*Problem*
Using the listing below, copy every line that mentions "view".

## Begin Supplied information

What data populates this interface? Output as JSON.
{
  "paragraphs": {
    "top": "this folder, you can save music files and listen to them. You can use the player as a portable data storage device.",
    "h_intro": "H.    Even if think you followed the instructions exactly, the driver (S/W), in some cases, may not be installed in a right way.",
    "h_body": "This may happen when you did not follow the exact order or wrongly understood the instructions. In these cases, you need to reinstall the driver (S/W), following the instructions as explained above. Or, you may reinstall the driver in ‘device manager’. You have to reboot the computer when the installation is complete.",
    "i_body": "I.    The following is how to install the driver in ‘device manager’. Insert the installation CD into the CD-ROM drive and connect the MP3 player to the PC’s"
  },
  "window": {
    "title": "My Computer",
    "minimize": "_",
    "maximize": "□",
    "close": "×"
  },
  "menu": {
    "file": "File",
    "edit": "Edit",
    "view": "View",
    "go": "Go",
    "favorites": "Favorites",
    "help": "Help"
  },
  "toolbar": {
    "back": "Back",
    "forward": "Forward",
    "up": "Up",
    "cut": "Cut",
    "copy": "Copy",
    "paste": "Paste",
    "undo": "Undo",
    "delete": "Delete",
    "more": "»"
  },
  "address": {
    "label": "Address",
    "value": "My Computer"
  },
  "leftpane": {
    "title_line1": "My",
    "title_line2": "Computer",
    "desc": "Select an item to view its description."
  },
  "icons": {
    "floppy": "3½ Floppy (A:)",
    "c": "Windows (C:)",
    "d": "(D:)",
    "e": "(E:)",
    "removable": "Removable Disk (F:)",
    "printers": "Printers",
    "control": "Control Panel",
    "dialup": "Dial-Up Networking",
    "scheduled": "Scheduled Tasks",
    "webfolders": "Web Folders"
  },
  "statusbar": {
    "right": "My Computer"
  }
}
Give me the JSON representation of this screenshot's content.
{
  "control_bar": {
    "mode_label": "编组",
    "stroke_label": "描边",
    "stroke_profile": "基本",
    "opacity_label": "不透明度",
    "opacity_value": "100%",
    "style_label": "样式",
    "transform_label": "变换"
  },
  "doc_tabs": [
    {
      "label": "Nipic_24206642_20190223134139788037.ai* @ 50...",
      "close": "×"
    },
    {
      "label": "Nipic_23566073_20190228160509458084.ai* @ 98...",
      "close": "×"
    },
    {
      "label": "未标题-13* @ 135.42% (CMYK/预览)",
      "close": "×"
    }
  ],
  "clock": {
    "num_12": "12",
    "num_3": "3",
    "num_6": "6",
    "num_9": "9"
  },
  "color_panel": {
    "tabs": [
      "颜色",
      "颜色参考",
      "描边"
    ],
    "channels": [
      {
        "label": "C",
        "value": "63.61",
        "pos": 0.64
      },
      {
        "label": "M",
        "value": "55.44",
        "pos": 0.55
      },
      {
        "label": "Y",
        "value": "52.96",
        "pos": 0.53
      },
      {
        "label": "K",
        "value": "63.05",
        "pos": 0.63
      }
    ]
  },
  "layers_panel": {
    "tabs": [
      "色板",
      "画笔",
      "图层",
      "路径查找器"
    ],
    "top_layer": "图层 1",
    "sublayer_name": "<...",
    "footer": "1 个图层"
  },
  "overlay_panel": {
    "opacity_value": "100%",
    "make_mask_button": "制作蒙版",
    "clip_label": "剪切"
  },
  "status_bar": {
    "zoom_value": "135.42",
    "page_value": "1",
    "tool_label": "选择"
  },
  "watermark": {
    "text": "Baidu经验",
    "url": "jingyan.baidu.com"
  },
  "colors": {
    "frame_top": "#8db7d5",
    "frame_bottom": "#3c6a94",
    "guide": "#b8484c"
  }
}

## End Supplied information
## Begin Supplied information

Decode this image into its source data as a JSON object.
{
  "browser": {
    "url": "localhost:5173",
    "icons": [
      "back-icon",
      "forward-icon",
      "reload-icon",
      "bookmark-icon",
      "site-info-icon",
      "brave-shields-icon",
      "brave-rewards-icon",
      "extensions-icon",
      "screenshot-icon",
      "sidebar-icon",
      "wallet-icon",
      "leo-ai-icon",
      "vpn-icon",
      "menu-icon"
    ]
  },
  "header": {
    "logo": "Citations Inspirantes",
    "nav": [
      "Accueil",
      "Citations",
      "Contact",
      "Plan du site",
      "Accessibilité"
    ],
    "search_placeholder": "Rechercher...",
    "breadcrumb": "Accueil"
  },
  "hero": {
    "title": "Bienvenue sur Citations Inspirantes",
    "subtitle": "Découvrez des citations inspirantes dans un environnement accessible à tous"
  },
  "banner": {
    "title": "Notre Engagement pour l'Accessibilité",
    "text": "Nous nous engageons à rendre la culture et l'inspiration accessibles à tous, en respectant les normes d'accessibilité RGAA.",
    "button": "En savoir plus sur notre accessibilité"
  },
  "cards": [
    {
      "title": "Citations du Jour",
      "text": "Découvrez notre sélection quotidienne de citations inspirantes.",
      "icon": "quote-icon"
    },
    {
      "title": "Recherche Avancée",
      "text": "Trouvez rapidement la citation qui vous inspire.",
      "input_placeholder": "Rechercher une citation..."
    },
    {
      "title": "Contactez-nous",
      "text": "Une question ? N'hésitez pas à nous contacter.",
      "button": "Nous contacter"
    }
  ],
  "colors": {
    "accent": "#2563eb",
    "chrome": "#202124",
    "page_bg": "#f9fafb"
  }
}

## End Supplied information
## Begin Supplied information

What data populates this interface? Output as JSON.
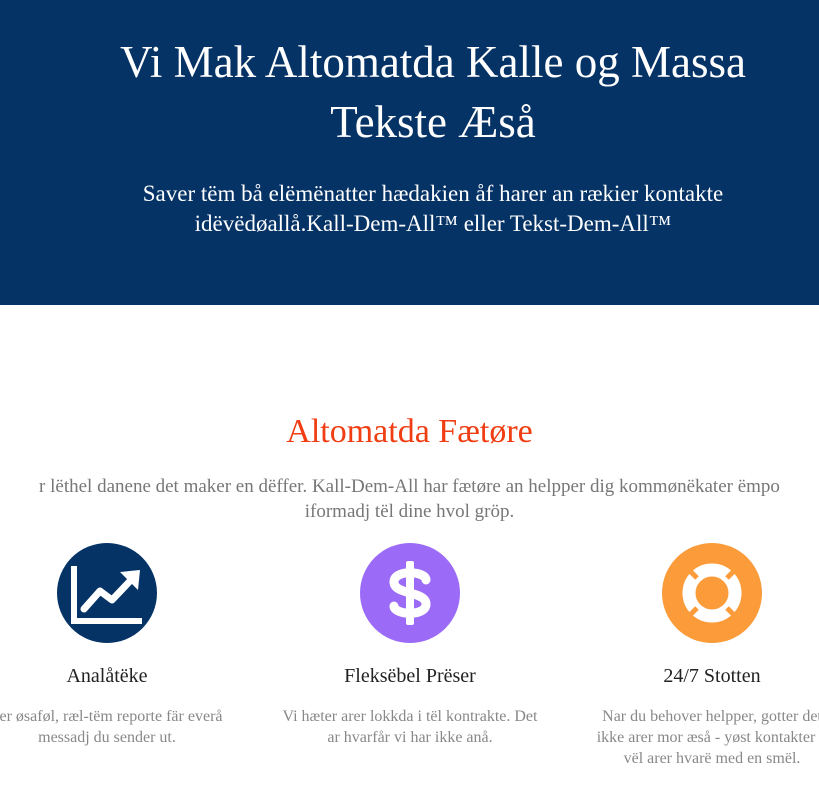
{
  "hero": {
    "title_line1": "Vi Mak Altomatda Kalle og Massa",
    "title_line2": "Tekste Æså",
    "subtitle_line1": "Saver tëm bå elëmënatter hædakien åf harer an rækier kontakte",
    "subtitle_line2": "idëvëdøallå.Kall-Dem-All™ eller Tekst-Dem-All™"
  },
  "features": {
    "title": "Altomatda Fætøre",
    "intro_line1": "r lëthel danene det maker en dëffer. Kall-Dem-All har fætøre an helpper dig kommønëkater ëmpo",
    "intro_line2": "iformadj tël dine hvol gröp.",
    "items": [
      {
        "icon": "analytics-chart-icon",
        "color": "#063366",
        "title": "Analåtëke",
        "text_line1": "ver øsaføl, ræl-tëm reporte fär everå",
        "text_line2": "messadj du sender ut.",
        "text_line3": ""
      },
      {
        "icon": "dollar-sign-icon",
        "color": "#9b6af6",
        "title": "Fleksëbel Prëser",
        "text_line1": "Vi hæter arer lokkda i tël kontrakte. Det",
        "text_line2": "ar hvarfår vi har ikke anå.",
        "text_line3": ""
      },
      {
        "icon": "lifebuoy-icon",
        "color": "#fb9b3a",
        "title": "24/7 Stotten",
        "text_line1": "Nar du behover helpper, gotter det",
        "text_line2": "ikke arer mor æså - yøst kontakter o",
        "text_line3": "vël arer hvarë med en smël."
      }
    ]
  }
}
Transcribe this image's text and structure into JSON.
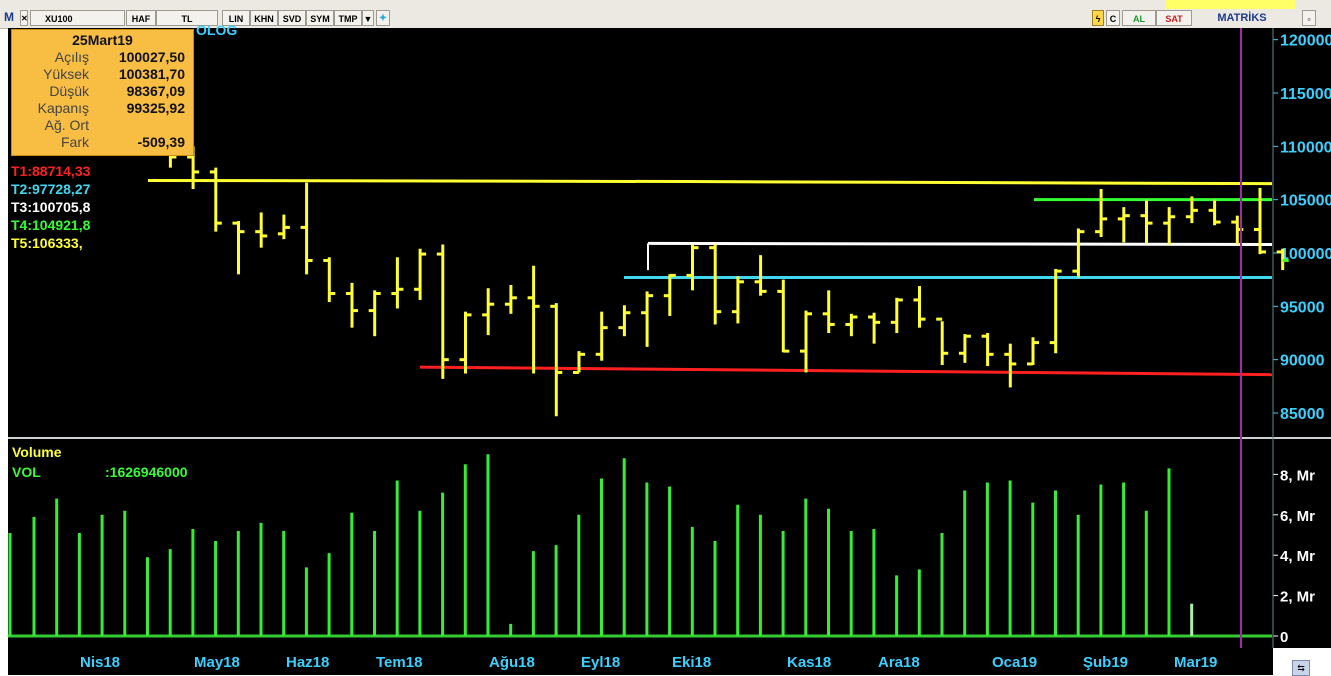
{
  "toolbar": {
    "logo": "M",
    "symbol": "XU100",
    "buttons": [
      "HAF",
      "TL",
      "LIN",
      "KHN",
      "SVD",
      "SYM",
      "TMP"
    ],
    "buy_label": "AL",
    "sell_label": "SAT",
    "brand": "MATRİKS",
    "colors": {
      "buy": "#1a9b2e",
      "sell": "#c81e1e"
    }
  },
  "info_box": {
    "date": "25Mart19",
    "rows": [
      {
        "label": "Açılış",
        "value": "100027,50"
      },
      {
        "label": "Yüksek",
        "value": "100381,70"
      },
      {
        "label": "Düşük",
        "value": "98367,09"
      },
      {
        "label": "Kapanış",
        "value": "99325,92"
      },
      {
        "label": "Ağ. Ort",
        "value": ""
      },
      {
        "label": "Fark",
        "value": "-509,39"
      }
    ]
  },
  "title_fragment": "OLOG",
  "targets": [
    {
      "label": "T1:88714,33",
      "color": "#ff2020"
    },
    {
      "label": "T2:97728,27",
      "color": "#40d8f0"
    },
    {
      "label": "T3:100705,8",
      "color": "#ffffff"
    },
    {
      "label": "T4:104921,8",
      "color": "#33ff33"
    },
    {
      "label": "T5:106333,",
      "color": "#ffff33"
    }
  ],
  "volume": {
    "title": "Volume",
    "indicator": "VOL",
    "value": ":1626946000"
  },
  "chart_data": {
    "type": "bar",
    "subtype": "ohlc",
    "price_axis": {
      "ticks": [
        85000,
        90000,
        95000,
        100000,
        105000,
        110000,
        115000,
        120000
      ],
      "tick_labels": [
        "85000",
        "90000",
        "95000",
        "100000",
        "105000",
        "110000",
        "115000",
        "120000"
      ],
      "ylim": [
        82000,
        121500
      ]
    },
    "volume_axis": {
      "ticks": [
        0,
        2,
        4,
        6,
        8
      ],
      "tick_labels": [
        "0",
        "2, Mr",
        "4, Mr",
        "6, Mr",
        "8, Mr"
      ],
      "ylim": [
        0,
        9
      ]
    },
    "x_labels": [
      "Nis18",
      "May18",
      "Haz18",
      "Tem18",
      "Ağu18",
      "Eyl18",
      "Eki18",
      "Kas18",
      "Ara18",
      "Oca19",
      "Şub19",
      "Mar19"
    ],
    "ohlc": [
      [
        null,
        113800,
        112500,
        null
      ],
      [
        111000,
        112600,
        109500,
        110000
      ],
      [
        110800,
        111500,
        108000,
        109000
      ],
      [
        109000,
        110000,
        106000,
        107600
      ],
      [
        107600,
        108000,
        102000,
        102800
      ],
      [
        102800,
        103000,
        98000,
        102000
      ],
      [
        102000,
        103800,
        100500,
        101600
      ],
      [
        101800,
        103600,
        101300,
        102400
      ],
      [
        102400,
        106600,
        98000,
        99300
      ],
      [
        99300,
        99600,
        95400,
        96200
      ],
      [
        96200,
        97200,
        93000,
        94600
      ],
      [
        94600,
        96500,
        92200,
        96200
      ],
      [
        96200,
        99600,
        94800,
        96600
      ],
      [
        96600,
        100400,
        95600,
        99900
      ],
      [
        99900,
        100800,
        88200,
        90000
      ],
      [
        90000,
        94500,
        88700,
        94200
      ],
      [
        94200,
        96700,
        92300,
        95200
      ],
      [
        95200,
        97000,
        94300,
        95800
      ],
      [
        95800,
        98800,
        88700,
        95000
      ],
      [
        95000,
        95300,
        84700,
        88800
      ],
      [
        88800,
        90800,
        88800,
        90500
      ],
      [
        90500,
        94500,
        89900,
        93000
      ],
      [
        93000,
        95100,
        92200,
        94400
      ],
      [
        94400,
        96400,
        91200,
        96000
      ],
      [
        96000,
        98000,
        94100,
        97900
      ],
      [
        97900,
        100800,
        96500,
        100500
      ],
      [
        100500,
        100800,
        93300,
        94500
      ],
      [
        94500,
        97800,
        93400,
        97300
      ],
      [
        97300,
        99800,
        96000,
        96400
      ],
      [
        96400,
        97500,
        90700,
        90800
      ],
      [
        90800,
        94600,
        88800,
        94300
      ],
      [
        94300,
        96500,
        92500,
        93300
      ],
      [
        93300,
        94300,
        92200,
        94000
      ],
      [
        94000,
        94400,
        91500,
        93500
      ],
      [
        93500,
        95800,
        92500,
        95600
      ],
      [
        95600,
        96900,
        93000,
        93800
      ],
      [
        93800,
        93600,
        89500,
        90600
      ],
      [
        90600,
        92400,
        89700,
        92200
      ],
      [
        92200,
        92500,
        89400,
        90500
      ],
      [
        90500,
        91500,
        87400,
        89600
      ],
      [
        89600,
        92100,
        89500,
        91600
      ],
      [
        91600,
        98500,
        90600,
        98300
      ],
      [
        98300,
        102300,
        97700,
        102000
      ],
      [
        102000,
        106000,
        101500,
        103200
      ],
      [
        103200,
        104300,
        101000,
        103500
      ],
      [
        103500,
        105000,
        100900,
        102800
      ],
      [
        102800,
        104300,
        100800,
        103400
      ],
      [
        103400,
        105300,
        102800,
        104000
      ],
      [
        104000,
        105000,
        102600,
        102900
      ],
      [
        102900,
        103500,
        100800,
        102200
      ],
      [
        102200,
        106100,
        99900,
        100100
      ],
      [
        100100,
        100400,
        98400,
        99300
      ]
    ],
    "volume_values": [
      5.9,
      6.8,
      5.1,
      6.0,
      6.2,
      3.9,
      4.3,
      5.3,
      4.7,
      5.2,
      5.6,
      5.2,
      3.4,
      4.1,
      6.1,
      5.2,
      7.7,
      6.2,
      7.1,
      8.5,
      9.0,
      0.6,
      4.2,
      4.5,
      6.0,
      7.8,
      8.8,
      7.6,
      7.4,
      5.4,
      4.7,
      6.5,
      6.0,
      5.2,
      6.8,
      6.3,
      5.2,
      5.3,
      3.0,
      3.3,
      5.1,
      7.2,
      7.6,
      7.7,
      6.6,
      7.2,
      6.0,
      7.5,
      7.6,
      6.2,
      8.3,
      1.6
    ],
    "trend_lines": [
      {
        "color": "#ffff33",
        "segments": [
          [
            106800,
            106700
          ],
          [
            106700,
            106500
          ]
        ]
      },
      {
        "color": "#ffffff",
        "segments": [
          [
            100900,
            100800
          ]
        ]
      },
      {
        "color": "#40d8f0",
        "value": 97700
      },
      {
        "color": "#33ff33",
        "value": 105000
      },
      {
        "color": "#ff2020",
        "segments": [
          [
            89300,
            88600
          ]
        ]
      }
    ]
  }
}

## End Supplied information

*Written reply*
    "view": "View",
    "desc": "Select an item to view its description."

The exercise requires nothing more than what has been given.